PROVIDED DATA:
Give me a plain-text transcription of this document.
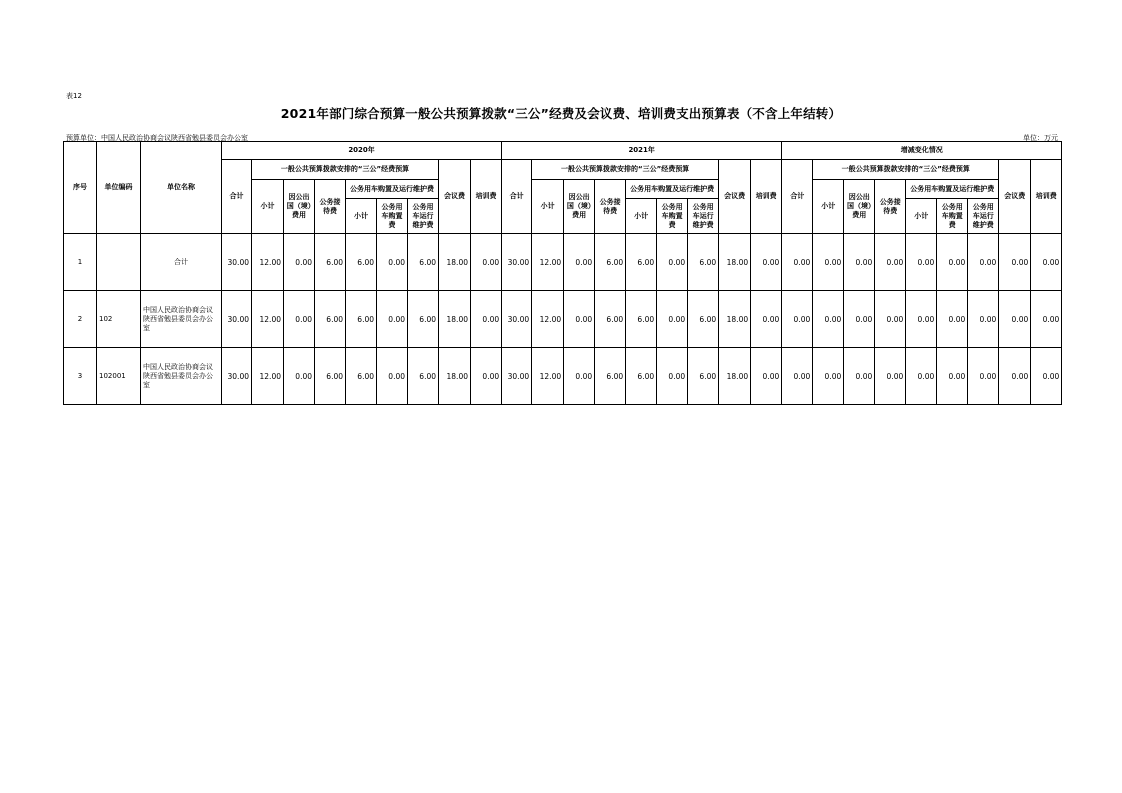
表12
2021年部门综合预算一般公共预算拨款“三公”经费及会议费、培训费支出预算表（不含上年结转）
预算单位：中国人民政治协商会议陕西省勉县委员会办公室	单位：万元
序号	单位编码	单位名称	2020年									2021年									增减变化情况								
			合计	一般公共预算拨款安排的“三公”经费预算						会议费	培训费	合计	一般公共预算拨款安排的“三公”经费预算						会议费	培训费	合计	一般公共预算拨款安排的“三公”经费预算						会议费	培训费
				小计	因公出国（境）费用	公务接待费	公务用车购置及运行维护费						小计	因公出国（境）费用	公务接待费	公务用车购置及运行维护费						小计	因公出国（境）费用	公务接待费	公务用车购置及运行维护费				
							小计	公务用车购置费	公务用车运行维护费							小计	公务用车购置费	公务用车运行维护费							小计	公务用车购置费	公务用车运行维护费		
1		合计	30.00	12.00	0.00	6.00	6.00	0.00	6.00	18.00	0.00	30.00	12.00	0.00	6.00	6.00	0.00	6.00	18.00	0.00	0.00	0.00	0.00	0.00	0.00	0.00	0.00	0.00	0.00
2	102	中国人民政治协商会议陕西省勉县委员会办公室	30.00	12.00	0.00	6.00	6.00	0.00	6.00	18.00	0.00	30.00	12.00	0.00	6.00	6.00	0.00	6.00	18.00	0.00	0.00	0.00	0.00	0.00	0.00	0.00	0.00	0.00	0.00
3	102001	中国人民政治协商会议陕西省勉县委员会办公室	30.00	12.00	0.00	6.00	6.00	0.00	6.00	18.00	0.00	30.00	12.00	0.00	6.00	6.00	0.00	6.00	18.00	0.00	0.00	0.00	0.00	0.00	0.00	0.00	0.00	0.00	0.00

REQUEST: From the material above, copy everything exactly but the pictures.

EXPECTED OUTPUT:
Give me a plain-text transcription of this document.
表12
2021年部门综合预算一般公共预算拨款“三公”经费及会议费、培训费支出预算表（不含上年结转）
预算单位：中国人民政治协商会议陕西省勉县委员会办公室	单位：万元
序号	单位编码	单位名称	2020年									2021年									增减变化情况								
			合计	一般公共预算拨款安排的“三公”经费预算						会议费	培训费	合计	一般公共预算拨款安排的“三公”经费预算						会议费	培训费	合计	一般公共预算拨款安排的“三公”经费预算						会议费	培训费
				小计	因公出国（境）费用	公务接待费	公务用车购置及运行维护费						小计	因公出国（境）费用	公务接待费	公务用车购置及运行维护费						小计	因公出国（境）费用	公务接待费	公务用车购置及运行维护费				
							小计	公务用车购置费	公务用车运行维护费							小计	公务用车购置费	公务用车运行维护费							小计	公务用车购置费	公务用车运行维护费		
1		合计	30.00	12.00	0.00	6.00	6.00	0.00	6.00	18.00	0.00	30.00	12.00	0.00	6.00	6.00	0.00	6.00	18.00	0.00	0.00	0.00	0.00	0.00	0.00	0.00	0.00	0.00	0.00
2	102	中国人民政治协商会议陕西省勉县委员会办公室	30.00	12.00	0.00	6.00	6.00	0.00	6.00	18.00	0.00	30.00	12.00	0.00	6.00	6.00	0.00	6.00	18.00	0.00	0.00	0.00	0.00	0.00	0.00	0.00	0.00	0.00	0.00
3	102001	中国人民政治协商会议陕西省勉县委员会办公室	30.00	12.00	0.00	6.00	6.00	0.00	6.00	18.00	0.00	30.00	12.00	0.00	6.00	6.00	0.00	6.00	18.00	0.00	0.00	0.00	0.00	0.00	0.00	0.00	0.00	0.00	0.00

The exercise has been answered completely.